• _OBJECTIVE_:
Work out how many lines of the data hold the string "June", and reply with that number alone.

• _ENTRIES SUPPLIED_:
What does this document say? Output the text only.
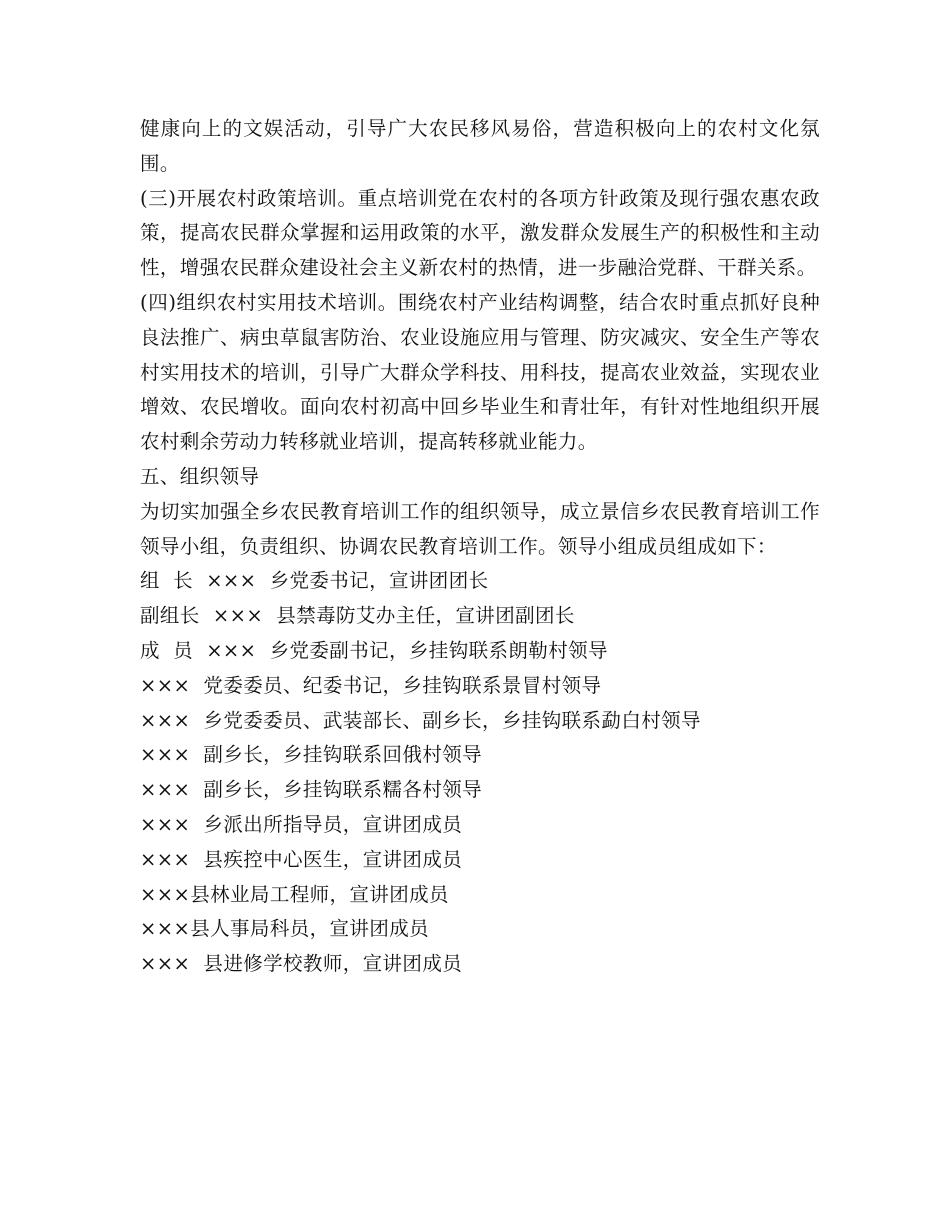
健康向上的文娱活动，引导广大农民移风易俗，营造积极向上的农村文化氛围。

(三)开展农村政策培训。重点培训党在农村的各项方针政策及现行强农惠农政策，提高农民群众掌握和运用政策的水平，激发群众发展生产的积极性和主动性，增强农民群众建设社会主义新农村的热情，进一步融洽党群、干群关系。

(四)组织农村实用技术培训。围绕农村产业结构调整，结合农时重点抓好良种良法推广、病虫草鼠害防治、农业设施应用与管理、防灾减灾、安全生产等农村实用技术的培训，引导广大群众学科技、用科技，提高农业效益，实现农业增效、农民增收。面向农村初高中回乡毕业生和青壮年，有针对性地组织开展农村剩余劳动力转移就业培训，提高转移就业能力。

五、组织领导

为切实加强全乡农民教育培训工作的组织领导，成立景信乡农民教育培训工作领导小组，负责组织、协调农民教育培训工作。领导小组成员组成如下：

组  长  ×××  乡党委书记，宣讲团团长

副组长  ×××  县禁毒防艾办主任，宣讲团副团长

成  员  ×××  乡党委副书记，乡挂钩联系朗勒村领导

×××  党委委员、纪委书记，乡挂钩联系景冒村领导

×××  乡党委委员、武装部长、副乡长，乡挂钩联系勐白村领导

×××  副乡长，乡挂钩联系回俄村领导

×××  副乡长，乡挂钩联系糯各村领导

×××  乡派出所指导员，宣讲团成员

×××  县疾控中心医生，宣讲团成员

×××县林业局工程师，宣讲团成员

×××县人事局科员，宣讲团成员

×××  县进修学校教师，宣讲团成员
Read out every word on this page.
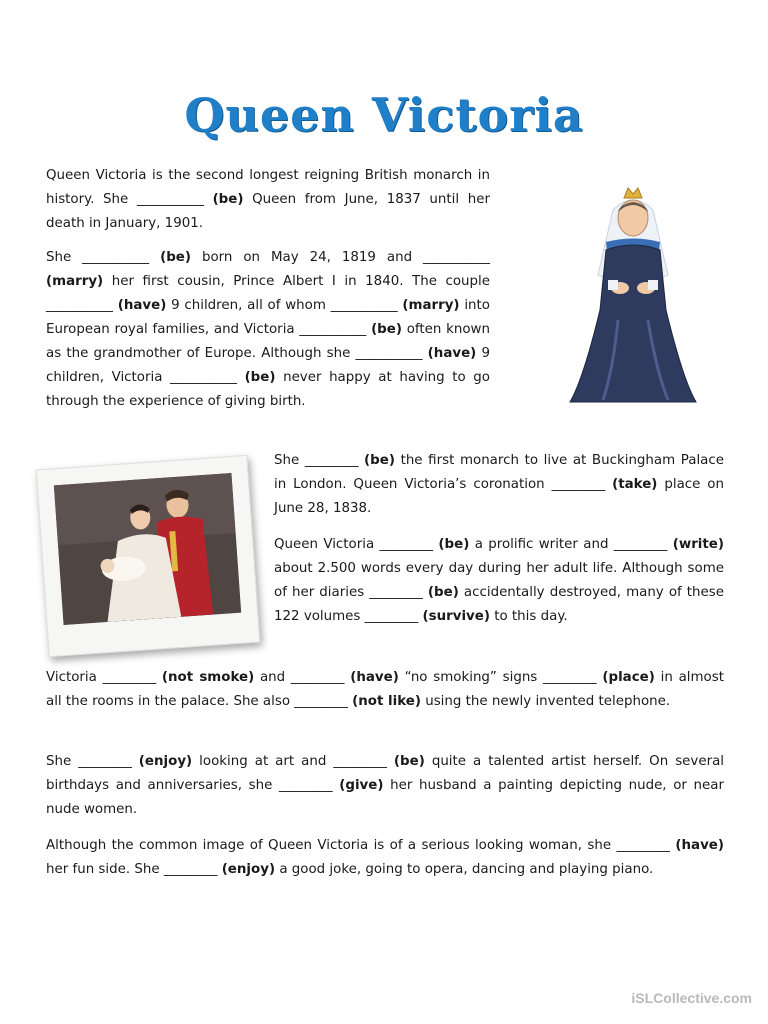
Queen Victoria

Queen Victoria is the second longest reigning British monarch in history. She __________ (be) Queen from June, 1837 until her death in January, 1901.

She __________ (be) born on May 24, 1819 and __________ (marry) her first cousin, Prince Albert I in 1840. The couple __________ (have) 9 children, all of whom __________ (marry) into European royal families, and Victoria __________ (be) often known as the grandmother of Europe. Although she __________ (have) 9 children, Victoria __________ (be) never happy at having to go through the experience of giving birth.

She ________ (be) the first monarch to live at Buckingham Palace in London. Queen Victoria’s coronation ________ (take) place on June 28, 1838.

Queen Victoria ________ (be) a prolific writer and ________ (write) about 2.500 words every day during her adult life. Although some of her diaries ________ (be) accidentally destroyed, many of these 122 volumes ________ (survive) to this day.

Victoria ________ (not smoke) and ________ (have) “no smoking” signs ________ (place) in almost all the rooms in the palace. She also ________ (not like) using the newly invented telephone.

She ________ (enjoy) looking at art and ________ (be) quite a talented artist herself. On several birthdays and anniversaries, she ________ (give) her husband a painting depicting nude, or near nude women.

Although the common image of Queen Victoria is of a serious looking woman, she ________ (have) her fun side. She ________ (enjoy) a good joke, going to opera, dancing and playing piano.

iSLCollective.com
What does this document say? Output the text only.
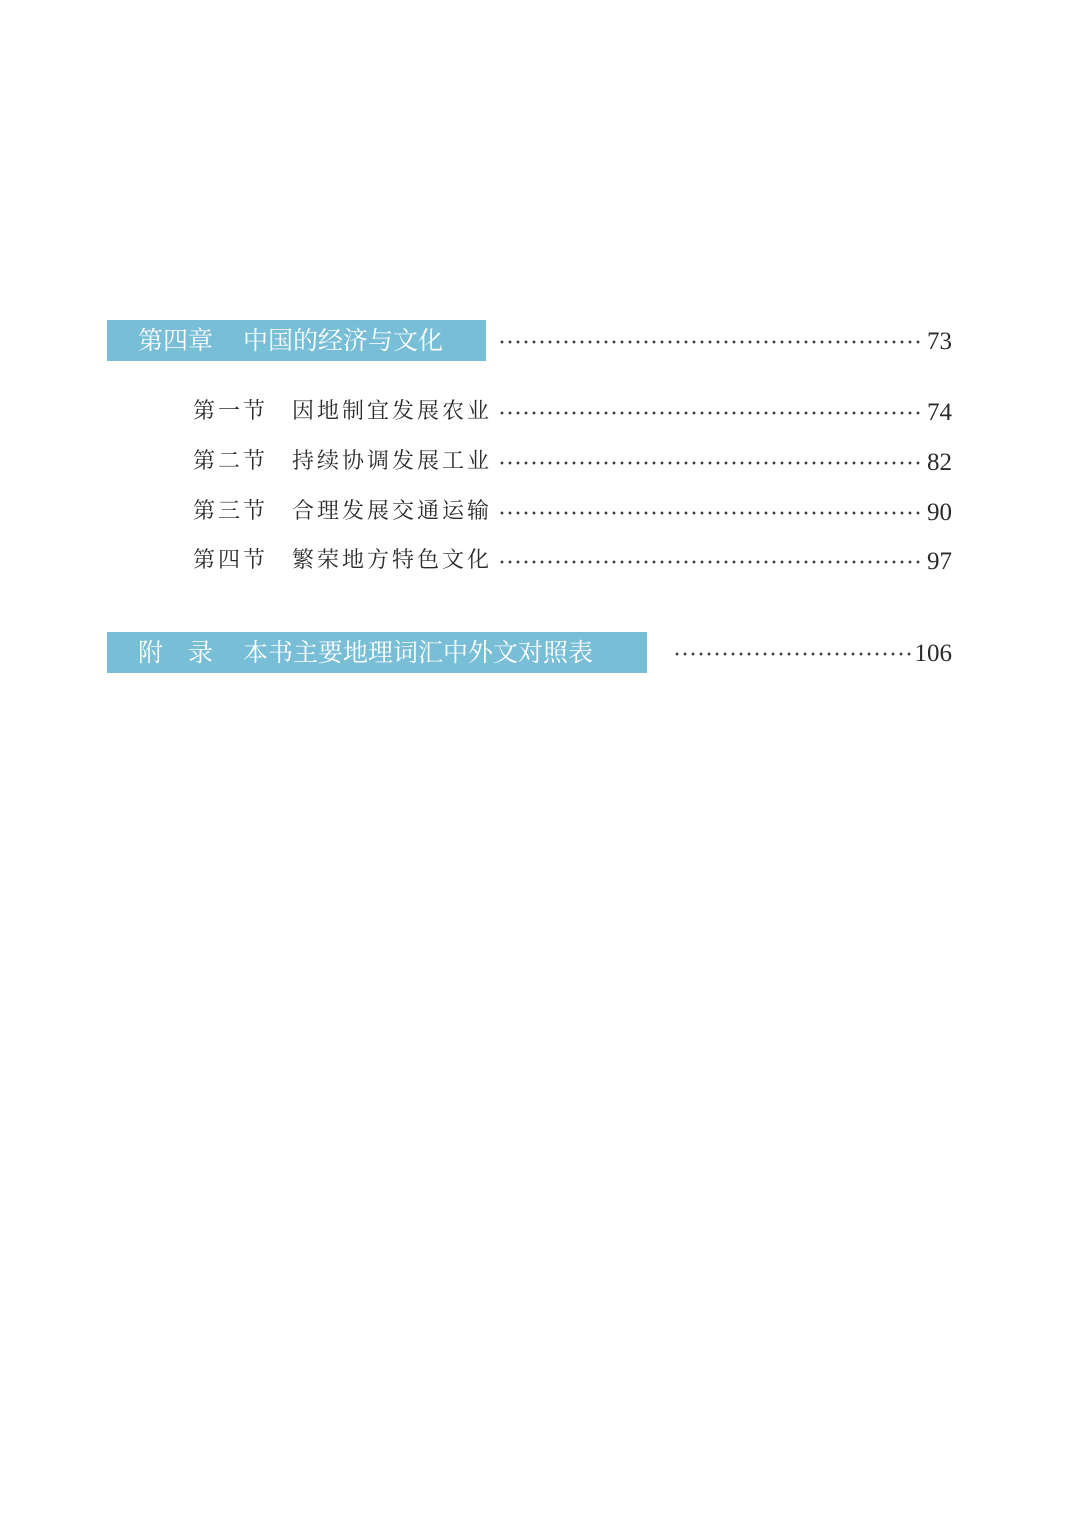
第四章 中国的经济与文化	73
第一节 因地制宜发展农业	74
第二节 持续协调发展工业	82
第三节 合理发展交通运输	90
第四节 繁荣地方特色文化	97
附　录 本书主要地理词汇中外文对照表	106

==

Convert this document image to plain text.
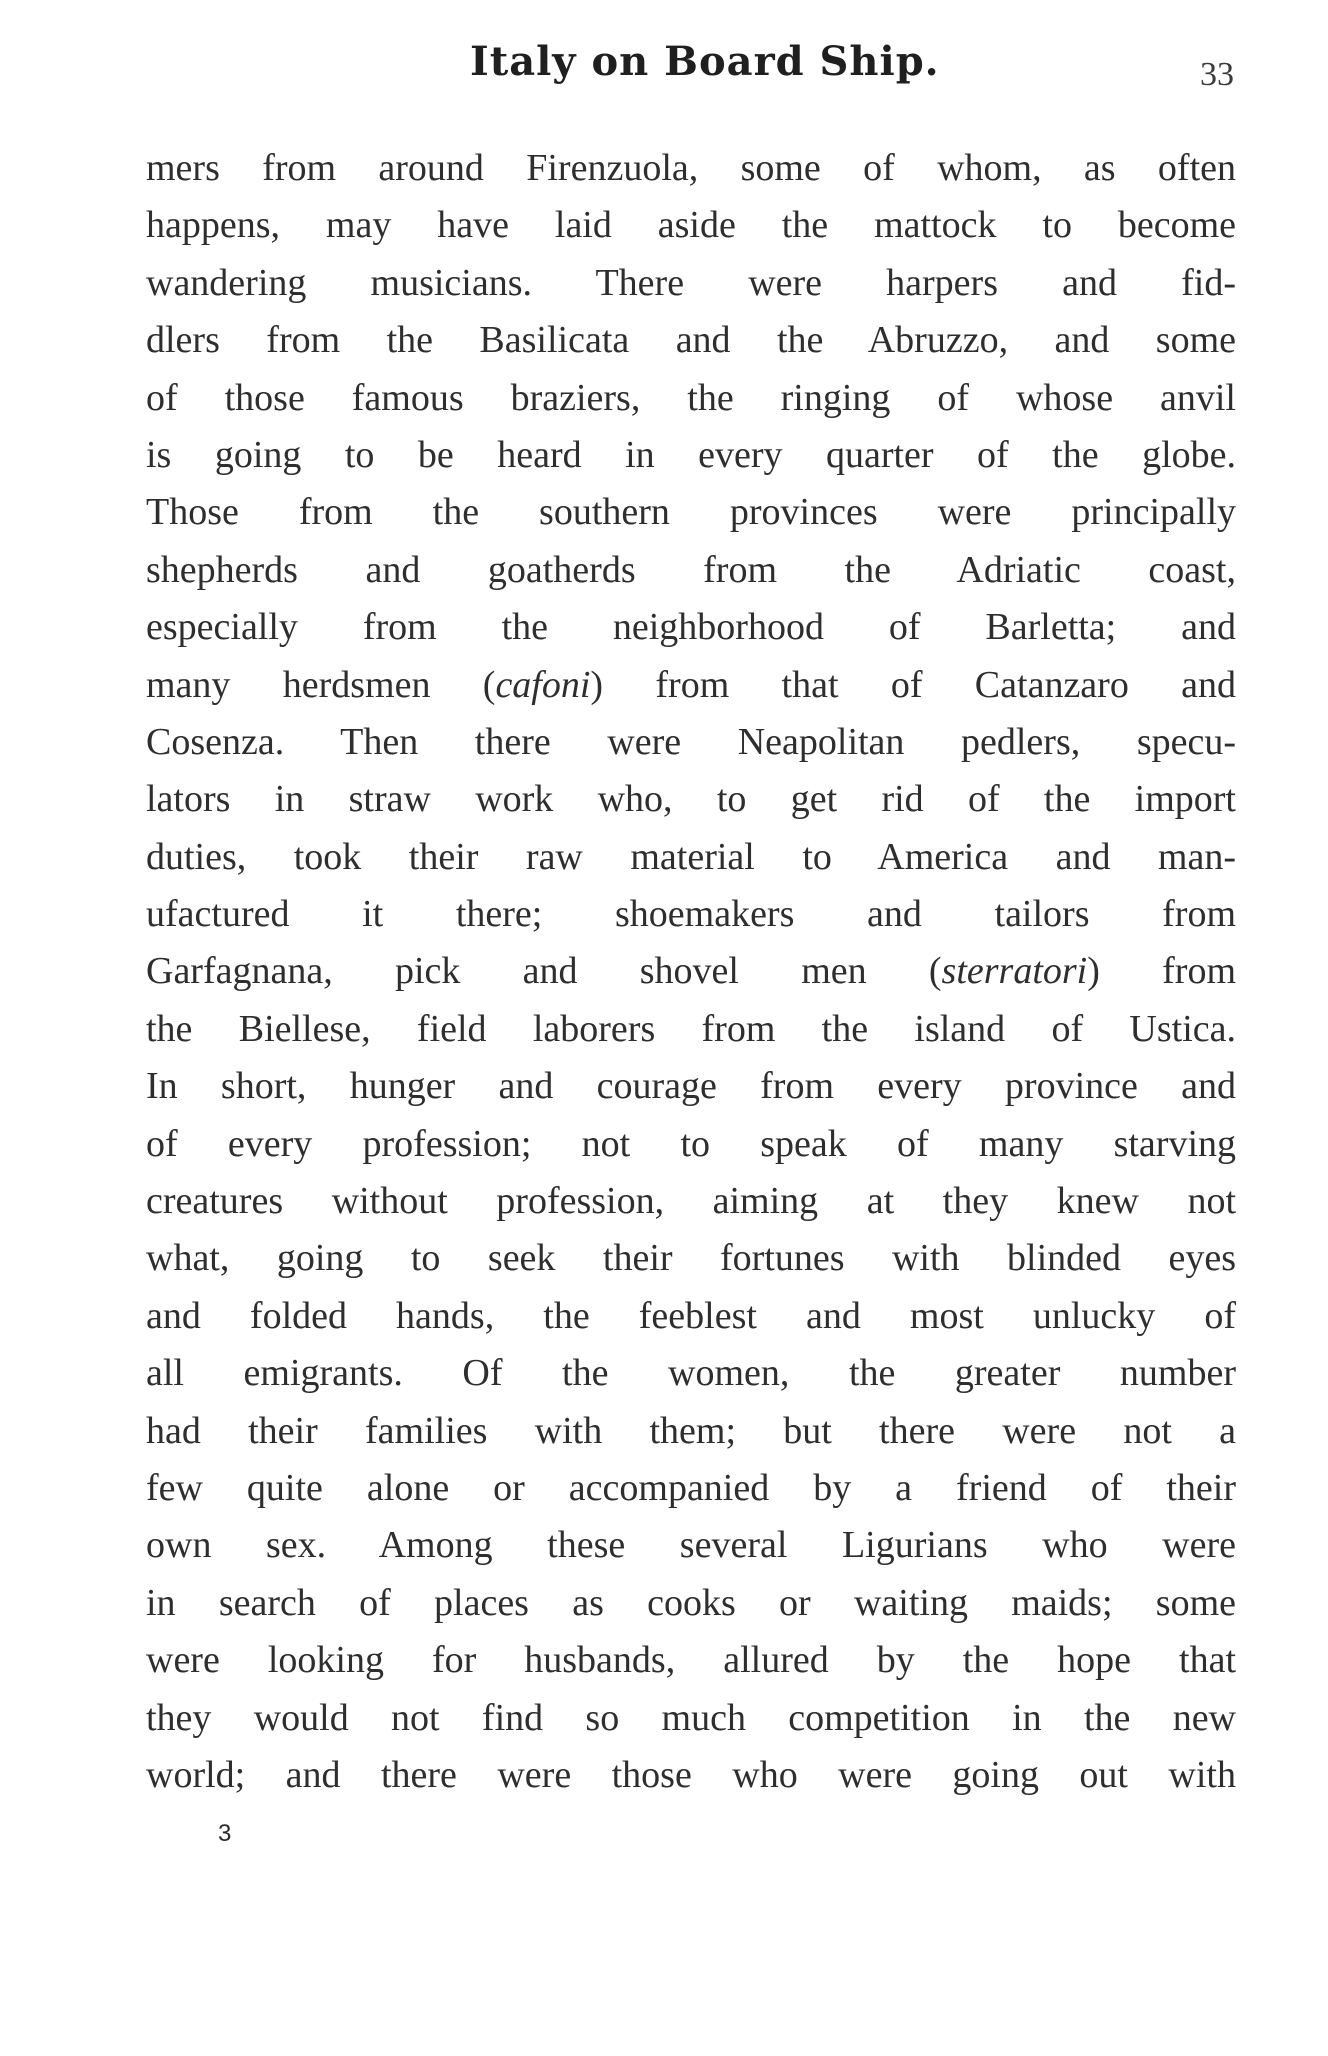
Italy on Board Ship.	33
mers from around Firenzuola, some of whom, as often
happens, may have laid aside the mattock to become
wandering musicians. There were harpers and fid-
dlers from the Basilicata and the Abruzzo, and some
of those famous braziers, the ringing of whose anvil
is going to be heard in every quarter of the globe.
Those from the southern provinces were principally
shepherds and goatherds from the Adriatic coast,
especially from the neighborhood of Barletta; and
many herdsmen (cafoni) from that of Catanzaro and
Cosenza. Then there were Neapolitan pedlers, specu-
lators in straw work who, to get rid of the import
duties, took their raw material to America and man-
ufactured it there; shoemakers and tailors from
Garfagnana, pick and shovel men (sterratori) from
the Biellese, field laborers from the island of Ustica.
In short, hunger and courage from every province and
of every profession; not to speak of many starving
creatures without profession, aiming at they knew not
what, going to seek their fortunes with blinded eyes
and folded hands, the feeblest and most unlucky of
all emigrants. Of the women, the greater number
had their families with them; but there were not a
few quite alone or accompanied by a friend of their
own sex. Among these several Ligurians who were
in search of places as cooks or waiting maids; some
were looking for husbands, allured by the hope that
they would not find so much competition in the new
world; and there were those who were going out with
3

• _SOLVED EXERCISE_:
2